» **TASKS TO COMPLETE**
(A) In the column about Chicago's fountain drink tax, at what rate does the city tax soft drinks sold in bottles or cans?
(B) Write the next part of the column about Chicago's fountain drink tax, picking up right after its last sentence.

» **EXTRACT PROVIDED**
◇ ◇ ◇
By Thales Exoo in Miscellaneous on Mar 22, 2007 6:05PM

Dear Chicagoist,

Is there really a tax on fountain drinks in Chicago? What's the point of that?

Thirsty For Carbonation

2006_03_askfountain.jpgHi Carbonation Junkie,

You bet. The fountain drink tax is how Chicago gets included on those bizarre law lists that you'll invariably get forwarded from someone every few months. They usually involve things like "no whistling on the south side of the street on Wednesday afternoons." Or in our case, "If you buy a fountain soda drink, you'll pay a 9 percent tax. If you buy the same soda in a bottle or a can, you'll only pay 3 percent."

The gist of the law is that fountain drinks are taxed higher by the city than bottles or cans are. In terms of bottles and cans, "The Chicago Home Rule Municipal Soft Drink Occupation Tax" states that soft drinks (nice way to avoid the ever-present "pop" vs. "soda" controversy) are taxed at a rate of 3%. Well, the true wording states that the seller of the drinks has to pay that tax, which of course means that they pass that right along to you when you're thirsty for a can of Pepsi One. Sellers have to file a Chicago Soft Drink Tax Return either monthly, quarterly, or annually (depending on sales). This law explicitly does not include fountain drinks, which they clearly define as being "drinks that are prepared by mixing a syrup or concentrate with water."
◇ ◇ ◇
» **COLLECTED MATERIAL**
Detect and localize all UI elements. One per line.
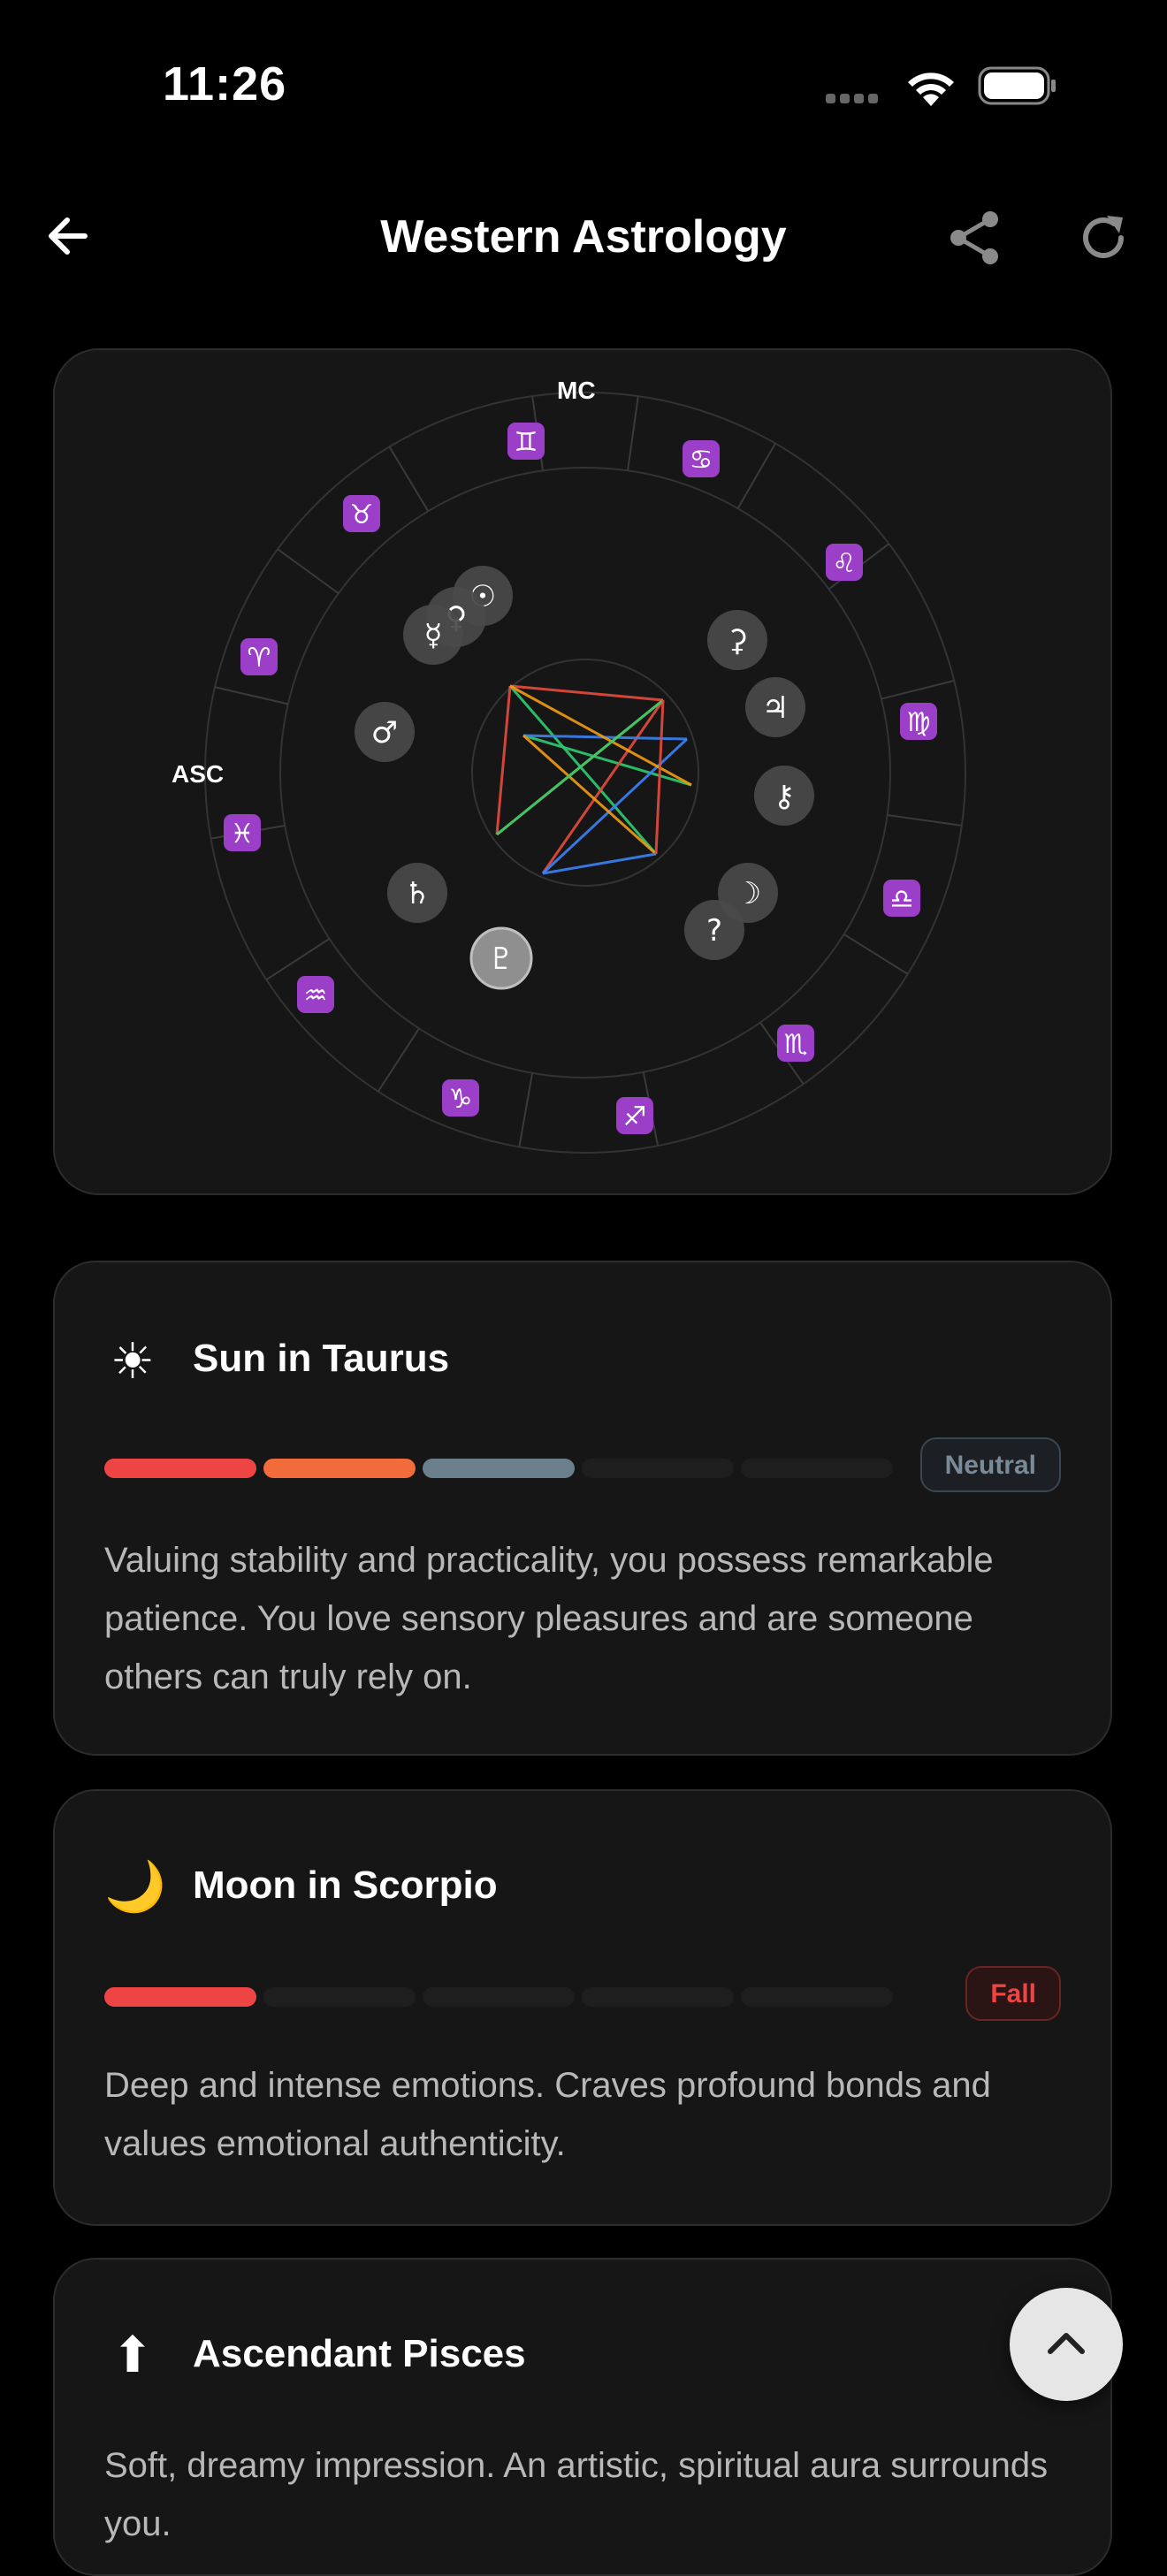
◇ ◇ ◇
» **ANSWERS**
(A) 3 percent.

(B)
The Fountain Soft Drink Tax, on the other hand, taxes "retailers selling fountain soft drinks in the City of Chicago" at 9% of the syrup price. To be exact, according to Chicago Municipal Code, the tax is actually the responsibility of the suppliers of the fountain syrup: "It shall be the duty of every soft drink supplier to collect the tax ... from retailers to whom they sell soft drink syrup or concentrate, and to remit the tax to the city department pursuant." We really just can't get enough of Chicago Municipal Code. Either way, like the other tax, it ends up being passed down the food (er, beverage) chain until the consumers get their fizzy drinks and pay the tax to the retailer.

As for the point of taxing the fountain drinks, we can only assume it's because they can, but we imagine one of our readers might have some more profound insight into tax law?

Chicagoist suggests you forgo all of this and just have some water.

Image via JosephBarillari.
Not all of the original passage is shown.